#### EXERCISE AIM:
Without the pictures, return all of the material exactly as written.

#### PROVIDED DATA:

^^^^^^^^

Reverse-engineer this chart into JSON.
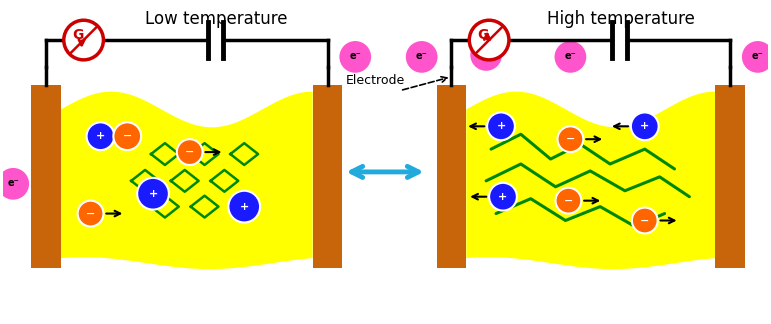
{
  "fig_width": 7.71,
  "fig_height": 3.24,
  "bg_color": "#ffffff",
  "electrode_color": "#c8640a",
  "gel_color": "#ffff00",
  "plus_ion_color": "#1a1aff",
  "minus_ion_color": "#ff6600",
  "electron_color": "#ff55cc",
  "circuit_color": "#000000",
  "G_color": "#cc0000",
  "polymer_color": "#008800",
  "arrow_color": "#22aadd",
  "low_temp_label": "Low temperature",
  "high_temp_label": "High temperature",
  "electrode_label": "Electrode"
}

^^^^^^^^

#### EXERCISE OUTPUT:
Reverse-engineer this chart into JSON.
{
  "fig_width": 7.71,
  "fig_height": 3.24,
  "bg_color": "#ffffff",
  "electrode_color": "#c8640a",
  "gel_color": "#ffff00",
  "plus_ion_color": "#1a1aff",
  "minus_ion_color": "#ff6600",
  "electron_color": "#ff55cc",
  "circuit_color": "#000000",
  "G_color": "#cc0000",
  "polymer_color": "#008800",
  "arrow_color": "#22aadd",
  "low_temp_label": "Low temperature",
  "high_temp_label": "High temperature",
  "electrode_label": "Electrode"
}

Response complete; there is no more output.